STATED EXERCISE:
Wherever "Deepali" appears in a line, list that line.

WORKING DATA:
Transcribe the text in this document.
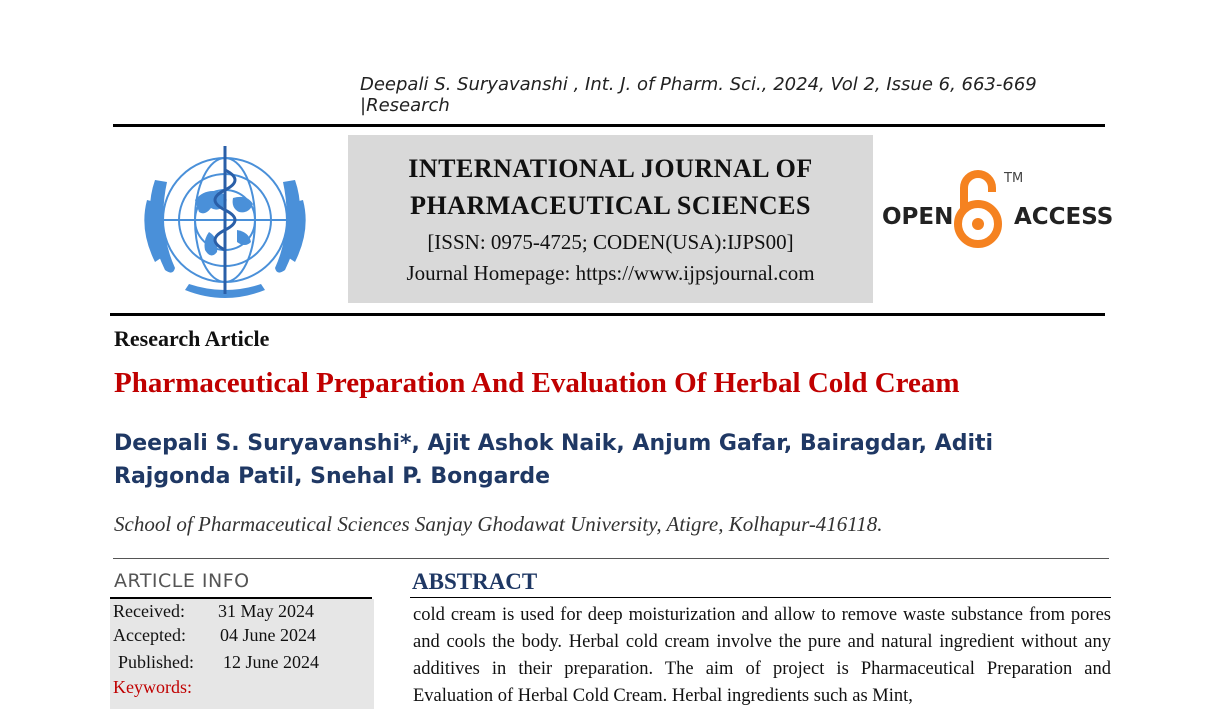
Deepali S. Suryavanshi , Int. J. of Pharm. Sci., 2024, Vol 2, Issue 6, 663-669 |Research
INTERNATIONAL JOURNAL OF
PHARMACEUTICAL SCIENCES
[ISSN: 0975-4725; CODEN(USA):IJPS00]
Journal Homepage: https://www.ijpsjournal.com
OPEN	ACCESS
TM
Research Article
Pharmaceutical Preparation And Evaluation Of Herbal Cold Cream
Deepali S. Suryavanshi*, Ajit Ashok Naik, Anjum Gafar, Bairagdar, Aditi
Rajgonda Patil, Snehal P. Bongarde
School of Pharmaceutical Sciences Sanjay Ghodawat University, Atigre, Kolhapur-416118.
ARTICLE INFO
Received: 31 May 2024
Accepted: 04 June 2024
Published: 12 June 2024
Keywords:
ABSTRACT
cold cream is used for deep moisturization and allow to remove waste substance from pores and cools the body. Herbal cold cream involve the pure and natural ingredient without any additives in their preparation. The aim of project is Pharmaceutical Preparation and Evaluation of Herbal Cold Cream. Herbal ingredients such as Mint,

EXERCISE ANSWER:
Deepali S. Suryavanshi , Int. J. of Pharm. Sci., 2024, Vol 2, Issue 6, 663-669 |Research
Deepali S. Suryavanshi*, Ajit Ashok Naik, Anjum Gafar, Bairagdar, Aditi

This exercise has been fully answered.